→ WHAT NEEDS TO BE DONE:
Copy every line from the data below in which the string "screenshot" can be found.

→ TASK INPUT:
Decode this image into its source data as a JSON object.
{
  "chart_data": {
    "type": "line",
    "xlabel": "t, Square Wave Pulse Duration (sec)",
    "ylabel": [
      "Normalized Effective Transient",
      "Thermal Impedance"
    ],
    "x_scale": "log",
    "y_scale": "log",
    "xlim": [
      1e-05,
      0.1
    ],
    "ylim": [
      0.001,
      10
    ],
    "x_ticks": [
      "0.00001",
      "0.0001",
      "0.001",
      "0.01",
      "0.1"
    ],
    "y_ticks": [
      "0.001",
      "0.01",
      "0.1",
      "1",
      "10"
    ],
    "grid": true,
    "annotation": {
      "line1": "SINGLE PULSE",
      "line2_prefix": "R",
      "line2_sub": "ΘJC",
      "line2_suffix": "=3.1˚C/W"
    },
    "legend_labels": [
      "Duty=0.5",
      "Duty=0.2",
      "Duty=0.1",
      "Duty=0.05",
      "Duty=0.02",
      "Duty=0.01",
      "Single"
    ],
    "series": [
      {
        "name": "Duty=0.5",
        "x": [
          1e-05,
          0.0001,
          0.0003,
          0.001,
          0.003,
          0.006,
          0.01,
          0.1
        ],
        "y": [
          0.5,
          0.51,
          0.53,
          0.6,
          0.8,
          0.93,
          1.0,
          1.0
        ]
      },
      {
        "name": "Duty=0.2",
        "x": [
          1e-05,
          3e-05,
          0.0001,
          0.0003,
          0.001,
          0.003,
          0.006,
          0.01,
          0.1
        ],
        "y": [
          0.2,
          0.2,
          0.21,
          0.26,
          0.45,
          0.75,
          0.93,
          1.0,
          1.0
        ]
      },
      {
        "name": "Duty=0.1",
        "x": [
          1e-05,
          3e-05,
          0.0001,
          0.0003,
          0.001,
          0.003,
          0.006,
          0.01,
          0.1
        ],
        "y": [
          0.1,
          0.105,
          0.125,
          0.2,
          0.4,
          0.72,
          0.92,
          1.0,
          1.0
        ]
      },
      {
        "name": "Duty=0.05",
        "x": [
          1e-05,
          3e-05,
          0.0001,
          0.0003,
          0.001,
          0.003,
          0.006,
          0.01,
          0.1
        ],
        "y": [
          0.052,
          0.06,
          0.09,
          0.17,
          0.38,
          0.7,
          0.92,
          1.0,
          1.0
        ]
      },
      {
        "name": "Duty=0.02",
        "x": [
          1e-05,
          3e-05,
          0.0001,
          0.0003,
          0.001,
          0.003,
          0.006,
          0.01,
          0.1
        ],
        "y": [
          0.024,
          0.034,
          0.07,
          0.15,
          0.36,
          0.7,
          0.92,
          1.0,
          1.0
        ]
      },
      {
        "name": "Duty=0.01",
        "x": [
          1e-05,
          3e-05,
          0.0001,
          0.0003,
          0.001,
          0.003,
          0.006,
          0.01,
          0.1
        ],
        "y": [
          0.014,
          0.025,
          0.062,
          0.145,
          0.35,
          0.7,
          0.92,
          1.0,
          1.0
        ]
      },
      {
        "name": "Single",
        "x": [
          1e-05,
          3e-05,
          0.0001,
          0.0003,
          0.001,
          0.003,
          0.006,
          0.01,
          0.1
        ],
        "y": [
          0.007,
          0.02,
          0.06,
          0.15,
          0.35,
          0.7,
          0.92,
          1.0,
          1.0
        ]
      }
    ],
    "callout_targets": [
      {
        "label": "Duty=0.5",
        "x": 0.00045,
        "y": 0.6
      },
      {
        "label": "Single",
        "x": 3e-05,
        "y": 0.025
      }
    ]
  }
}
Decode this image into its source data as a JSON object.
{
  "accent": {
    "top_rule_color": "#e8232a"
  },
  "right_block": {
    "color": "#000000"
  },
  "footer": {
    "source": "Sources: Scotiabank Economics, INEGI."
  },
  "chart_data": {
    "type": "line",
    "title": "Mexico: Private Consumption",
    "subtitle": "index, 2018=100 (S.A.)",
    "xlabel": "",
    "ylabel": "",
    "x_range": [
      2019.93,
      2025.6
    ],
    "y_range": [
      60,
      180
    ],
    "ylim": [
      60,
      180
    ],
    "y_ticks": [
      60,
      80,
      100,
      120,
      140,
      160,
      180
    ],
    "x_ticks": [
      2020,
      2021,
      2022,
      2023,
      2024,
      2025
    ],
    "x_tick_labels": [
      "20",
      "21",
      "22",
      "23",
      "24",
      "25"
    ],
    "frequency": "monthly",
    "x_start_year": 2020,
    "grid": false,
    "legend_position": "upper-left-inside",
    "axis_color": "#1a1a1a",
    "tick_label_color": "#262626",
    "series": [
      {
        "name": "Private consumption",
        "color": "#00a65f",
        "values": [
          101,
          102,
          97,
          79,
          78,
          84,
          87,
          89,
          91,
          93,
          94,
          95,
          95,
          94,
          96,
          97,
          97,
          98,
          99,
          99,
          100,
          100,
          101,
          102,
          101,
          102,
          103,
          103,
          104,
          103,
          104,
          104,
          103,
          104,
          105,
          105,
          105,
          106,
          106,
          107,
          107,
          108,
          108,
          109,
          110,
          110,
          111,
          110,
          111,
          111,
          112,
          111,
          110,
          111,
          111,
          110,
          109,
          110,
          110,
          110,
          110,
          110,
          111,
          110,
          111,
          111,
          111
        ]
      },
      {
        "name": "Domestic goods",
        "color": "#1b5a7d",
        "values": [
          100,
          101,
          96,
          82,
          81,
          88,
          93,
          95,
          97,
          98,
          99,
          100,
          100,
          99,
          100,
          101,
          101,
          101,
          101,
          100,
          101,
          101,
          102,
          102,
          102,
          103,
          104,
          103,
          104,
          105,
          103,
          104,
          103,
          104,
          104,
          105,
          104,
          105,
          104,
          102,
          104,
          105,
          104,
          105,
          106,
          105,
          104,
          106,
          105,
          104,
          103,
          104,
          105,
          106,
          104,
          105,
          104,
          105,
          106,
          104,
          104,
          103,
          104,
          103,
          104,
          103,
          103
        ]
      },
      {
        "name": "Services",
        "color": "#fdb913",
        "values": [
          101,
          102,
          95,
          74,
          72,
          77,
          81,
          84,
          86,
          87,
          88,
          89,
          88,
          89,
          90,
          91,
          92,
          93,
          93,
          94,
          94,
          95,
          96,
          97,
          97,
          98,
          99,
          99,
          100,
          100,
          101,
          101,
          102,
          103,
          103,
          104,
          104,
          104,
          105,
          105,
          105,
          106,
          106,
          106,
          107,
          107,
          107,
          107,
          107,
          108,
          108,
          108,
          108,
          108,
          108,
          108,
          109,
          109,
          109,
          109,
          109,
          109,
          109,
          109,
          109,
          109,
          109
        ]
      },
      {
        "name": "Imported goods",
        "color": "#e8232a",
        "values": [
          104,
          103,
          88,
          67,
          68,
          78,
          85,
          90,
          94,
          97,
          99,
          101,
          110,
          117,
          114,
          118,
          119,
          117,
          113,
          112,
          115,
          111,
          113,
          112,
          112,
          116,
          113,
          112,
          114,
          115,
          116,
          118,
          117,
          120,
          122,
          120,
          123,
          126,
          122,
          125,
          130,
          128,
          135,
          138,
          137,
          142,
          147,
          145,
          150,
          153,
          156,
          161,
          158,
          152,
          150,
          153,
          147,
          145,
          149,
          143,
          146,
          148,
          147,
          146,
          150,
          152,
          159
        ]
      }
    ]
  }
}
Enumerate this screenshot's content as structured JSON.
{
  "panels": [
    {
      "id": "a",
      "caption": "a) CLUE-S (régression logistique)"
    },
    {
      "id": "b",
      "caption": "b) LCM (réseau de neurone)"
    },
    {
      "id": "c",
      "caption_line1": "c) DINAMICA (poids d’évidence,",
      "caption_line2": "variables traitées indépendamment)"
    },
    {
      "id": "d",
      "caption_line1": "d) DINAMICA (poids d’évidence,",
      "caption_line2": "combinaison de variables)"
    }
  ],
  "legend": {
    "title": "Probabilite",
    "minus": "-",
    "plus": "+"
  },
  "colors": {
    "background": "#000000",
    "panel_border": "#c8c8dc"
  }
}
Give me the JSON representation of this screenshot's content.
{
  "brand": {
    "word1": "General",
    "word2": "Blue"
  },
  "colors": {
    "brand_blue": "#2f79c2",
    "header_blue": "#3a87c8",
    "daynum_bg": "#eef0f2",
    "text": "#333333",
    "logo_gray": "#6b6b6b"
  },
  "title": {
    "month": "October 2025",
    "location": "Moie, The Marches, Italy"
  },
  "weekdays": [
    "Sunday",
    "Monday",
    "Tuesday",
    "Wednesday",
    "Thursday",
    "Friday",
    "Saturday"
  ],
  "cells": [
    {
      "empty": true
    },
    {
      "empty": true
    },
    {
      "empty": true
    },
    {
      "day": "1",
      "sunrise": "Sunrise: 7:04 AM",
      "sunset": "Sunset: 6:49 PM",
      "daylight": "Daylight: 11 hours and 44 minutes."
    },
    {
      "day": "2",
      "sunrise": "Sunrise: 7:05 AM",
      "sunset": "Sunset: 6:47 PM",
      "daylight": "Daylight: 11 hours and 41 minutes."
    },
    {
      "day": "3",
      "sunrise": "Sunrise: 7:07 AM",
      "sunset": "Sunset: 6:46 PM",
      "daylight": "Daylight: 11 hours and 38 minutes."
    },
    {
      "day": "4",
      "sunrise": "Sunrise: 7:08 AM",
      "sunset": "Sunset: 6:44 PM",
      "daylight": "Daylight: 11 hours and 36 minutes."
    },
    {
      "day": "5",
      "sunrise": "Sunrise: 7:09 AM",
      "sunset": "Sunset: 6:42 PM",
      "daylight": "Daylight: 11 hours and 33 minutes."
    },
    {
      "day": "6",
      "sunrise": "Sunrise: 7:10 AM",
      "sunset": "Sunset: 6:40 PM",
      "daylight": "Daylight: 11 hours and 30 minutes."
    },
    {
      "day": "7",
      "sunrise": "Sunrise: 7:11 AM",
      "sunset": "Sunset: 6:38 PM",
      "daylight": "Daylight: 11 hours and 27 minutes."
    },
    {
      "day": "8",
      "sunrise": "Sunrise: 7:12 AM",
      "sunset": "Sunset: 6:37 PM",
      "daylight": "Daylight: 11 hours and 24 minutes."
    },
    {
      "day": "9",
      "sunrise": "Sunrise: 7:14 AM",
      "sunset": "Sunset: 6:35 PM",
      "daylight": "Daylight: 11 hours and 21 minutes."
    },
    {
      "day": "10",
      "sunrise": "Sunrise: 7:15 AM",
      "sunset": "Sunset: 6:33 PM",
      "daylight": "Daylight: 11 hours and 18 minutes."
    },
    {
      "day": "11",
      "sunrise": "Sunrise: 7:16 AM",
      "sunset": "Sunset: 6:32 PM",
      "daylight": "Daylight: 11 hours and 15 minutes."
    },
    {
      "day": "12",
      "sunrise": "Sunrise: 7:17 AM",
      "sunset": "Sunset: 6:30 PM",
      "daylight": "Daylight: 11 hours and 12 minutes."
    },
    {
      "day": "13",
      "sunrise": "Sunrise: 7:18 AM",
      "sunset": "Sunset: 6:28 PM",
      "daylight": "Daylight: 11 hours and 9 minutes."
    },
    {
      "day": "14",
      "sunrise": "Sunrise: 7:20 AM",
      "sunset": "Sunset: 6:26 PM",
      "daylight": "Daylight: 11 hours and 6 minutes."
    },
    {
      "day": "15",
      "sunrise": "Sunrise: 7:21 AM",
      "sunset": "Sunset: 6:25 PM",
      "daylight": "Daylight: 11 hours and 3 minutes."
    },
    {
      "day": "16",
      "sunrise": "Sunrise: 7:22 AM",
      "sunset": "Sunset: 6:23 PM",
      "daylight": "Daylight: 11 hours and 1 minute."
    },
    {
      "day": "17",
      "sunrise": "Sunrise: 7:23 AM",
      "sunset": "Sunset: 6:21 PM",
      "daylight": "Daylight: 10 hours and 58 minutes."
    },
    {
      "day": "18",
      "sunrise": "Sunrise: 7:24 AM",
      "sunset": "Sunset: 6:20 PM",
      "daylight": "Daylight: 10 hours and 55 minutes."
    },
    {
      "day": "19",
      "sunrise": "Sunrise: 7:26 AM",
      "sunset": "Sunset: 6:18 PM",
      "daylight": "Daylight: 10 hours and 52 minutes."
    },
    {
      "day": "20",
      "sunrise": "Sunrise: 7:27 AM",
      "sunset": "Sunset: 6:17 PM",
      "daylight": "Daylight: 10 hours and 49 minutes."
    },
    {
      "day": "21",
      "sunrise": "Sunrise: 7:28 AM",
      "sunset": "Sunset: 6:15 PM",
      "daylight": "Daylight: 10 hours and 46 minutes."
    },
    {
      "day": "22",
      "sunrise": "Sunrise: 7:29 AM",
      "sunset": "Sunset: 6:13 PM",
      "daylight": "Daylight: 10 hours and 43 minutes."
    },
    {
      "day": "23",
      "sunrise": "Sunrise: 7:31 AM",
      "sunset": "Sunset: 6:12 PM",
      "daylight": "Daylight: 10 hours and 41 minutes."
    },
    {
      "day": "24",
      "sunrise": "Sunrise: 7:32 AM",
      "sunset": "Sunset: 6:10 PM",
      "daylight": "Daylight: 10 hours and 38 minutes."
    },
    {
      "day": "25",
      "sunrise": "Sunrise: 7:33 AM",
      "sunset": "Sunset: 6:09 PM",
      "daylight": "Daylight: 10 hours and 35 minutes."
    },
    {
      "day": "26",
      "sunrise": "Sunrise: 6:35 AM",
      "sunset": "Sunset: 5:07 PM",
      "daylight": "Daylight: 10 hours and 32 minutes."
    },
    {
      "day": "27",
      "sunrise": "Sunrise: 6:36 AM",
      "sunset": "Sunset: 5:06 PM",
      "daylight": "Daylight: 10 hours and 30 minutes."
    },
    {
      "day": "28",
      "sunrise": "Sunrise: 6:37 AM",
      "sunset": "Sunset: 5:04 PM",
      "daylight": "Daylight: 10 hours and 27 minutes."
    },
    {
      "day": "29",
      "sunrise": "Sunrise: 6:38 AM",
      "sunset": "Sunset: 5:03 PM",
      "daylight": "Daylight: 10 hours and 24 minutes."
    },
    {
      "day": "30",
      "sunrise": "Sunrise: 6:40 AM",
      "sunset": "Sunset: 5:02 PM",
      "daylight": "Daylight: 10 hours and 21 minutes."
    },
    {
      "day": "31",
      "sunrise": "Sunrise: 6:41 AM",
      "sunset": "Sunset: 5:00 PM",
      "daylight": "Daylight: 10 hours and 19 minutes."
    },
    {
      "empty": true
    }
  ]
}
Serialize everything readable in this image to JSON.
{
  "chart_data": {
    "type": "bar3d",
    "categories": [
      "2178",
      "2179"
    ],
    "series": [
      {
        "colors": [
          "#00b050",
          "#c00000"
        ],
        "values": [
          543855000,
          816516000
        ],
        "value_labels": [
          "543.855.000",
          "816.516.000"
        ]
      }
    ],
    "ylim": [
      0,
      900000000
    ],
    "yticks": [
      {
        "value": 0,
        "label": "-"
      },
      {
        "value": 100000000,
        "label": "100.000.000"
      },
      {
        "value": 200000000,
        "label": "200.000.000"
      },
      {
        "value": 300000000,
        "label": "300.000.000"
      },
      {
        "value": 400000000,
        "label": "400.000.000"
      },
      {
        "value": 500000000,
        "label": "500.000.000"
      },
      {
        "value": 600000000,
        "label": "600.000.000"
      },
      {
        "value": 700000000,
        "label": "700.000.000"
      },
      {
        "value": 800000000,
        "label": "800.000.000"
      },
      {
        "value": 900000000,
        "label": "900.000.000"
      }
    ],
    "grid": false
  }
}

→ REPLY:
Enumerate this screenshot's content as structured JSON.
Give me the JSON representation of this screenshot's content.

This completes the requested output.